(Excerpt from a dataset)
----------------

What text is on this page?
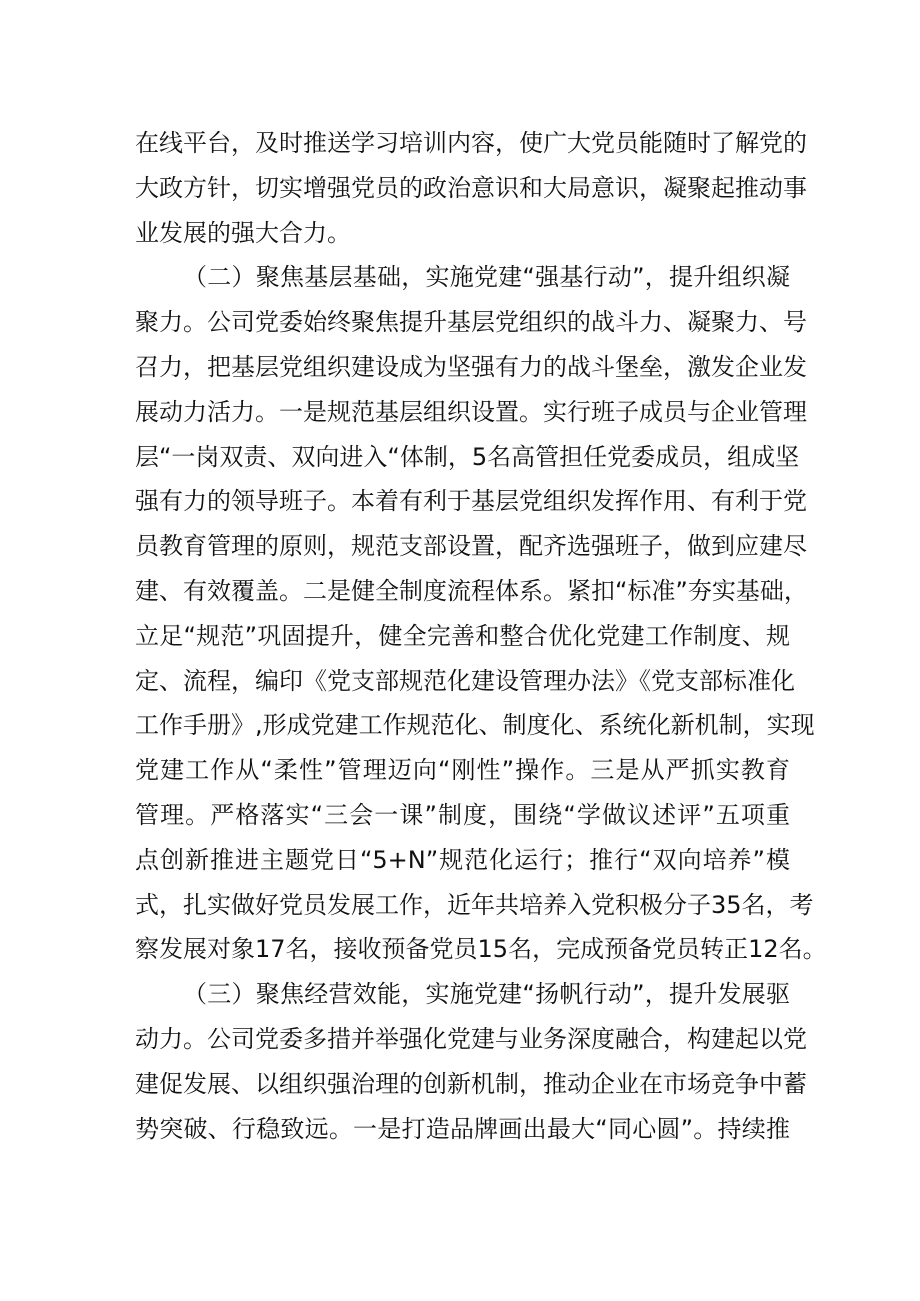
在线平台，及时推送学习培训内容，使广大党员能随时了解党的
大政方针，切实增强党员的政治意识和大局意识，凝聚起推动事
业发展的强大合力。
（二）聚焦基层基础，实施党建“强基行动”，提升组织凝
聚力。公司党委始终聚焦提升基层党组织的战斗力、凝聚力、号
召力，把基层党组织建设成为坚强有力的战斗堡垒，激发企业发
展动力活力。一是规范基层组织设置。实行班子成员与企业管理
层“一岗双责、双向进入“体制，5名高管担任党委成员，组成坚
强有力的领导班子。本着有利于基层党组织发挥作用、有利于党
员教育管理的原则，规范支部设置，配齐选强班子，做到应建尽
建、有效覆盖。二是健全制度流程体系。紧扣“标准”夯实基础，
立足“规范”巩固提升，健全完善和整合优化党建工作制度、规
定、流程，编印《党支部规范化建设管理办法》《党支部标准化
工作手册》,形成党建工作规范化、制度化、系统化新机制，实现
党建工作从“柔性”管理迈向“刚性”操作。三是从严抓实教育
管理。严格落实“三会一课”制度，围绕“学做议述评”五项重
点创新推进主题党日“5+N”规范化运行；推行“双向培养”模
式，扎实做好党员发展工作，近年共培养入党积极分子35名，考
察发展对象17名，接收预备党员15名，完成预备党员转正12名。
（三）聚焦经营效能，实施党建“扬帆行动”，提升发展驱
动力。公司党委多措并举强化党建与业务深度融合，构建起以党
建促发展、以组织强治理的创新机制，推动企业在市场竞争中蓄
势突破、行稳致远。一是打造品牌画出最大“同心圆”。持续推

----------------

*Exercise aim*
Pictures in the data above should not be copied; transcribe everything else exactly.

*Full answer*
What text is on this page?
在线平台，及时推送学习培训内容，使广大党员能随时了解党的
大政方针，切实增强党员的政治意识和大局意识，凝聚起推动事
业发展的强大合力。
（二）聚焦基层基础，实施党建“强基行动”，提升组织凝
聚力。公司党委始终聚焦提升基层党组织的战斗力、凝聚力、号
召力，把基层党组织建设成为坚强有力的战斗堡垒，激发企业发
展动力活力。一是规范基层组织设置。实行班子成员与企业管理
层“一岗双责、双向进入“体制，5名高管担任党委成员，组成坚
强有力的领导班子。本着有利于基层党组织发挥作用、有利于党
员教育管理的原则，规范支部设置，配齐选强班子，做到应建尽
建、有效覆盖。二是健全制度流程体系。紧扣“标准”夯实基础，
立足“规范”巩固提升，健全完善和整合优化党建工作制度、规
定、流程，编印《党支部规范化建设管理办法》《党支部标准化
工作手册》,形成党建工作规范化、制度化、系统化新机制，实现
党建工作从“柔性”管理迈向“刚性”操作。三是从严抓实教育
管理。严格落实“三会一课”制度，围绕“学做议述评”五项重
点创新推进主题党日“5+N”规范化运行；推行“双向培养”模
式，扎实做好党员发展工作，近年共培养入党积极分子35名，考
察发展对象17名，接收预备党员15名，完成预备党员转正12名。
（三）聚焦经营效能，实施党建“扬帆行动”，提升发展驱
动力。公司党委多措并举强化党建与业务深度融合，构建起以党
建促发展、以组织强治理的创新机制，推动企业在市场竞争中蓄
势突破、行稳致远。一是打造品牌画出最大“同心圆”。持续推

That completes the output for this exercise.